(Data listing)
↓↓↓

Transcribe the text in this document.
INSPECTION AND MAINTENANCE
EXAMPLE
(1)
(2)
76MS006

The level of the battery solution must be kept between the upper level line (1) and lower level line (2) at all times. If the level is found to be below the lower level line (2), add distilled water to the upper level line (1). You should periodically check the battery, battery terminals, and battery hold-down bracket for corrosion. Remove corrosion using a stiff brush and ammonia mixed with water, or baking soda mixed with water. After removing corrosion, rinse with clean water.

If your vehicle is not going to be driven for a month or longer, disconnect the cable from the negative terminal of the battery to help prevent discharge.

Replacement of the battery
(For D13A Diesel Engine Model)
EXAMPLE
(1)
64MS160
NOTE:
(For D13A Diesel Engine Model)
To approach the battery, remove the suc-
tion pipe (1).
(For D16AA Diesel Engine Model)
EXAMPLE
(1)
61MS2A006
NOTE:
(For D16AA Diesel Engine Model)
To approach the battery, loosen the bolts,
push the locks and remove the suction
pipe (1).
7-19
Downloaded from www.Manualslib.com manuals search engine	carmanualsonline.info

↑↑↑

● Objective
Every entry should be printed again exactly as written.

● Complete response
Transcribe the text in this document.
INSPECTION AND MAINTENANCE
EXAMPLE
(1)
(2)
76MS006

The level of the battery solution must be kept between the upper level line (1) and lower level line (2) at all times. If the level is found to be below the lower level line (2), add distilled water to the upper level line (1). You should periodically check the battery, battery terminals, and battery hold-down bracket for corrosion. Remove corrosion using a stiff brush and ammonia mixed with water, or baking soda mixed with water. After removing corrosion, rinse with clean water.

If your vehicle is not going to be driven for a month or longer, disconnect the cable from the negative terminal of the battery to help prevent discharge.

Replacement of the battery
(For D13A Diesel Engine Model)
EXAMPLE
(1)
64MS160
NOTE:
(For D13A Diesel Engine Model)
To approach the battery, remove the suc-
tion pipe (1).
(For D16AA Diesel Engine Model)
EXAMPLE
(1)
61MS2A006
NOTE:
(For D16AA Diesel Engine Model)
To approach the battery, loosen the bolts,
push the locks and remove the suction
pipe (1).
7-19
Downloaded from www.Manualslib.com manuals search engine	carmanualsonline.info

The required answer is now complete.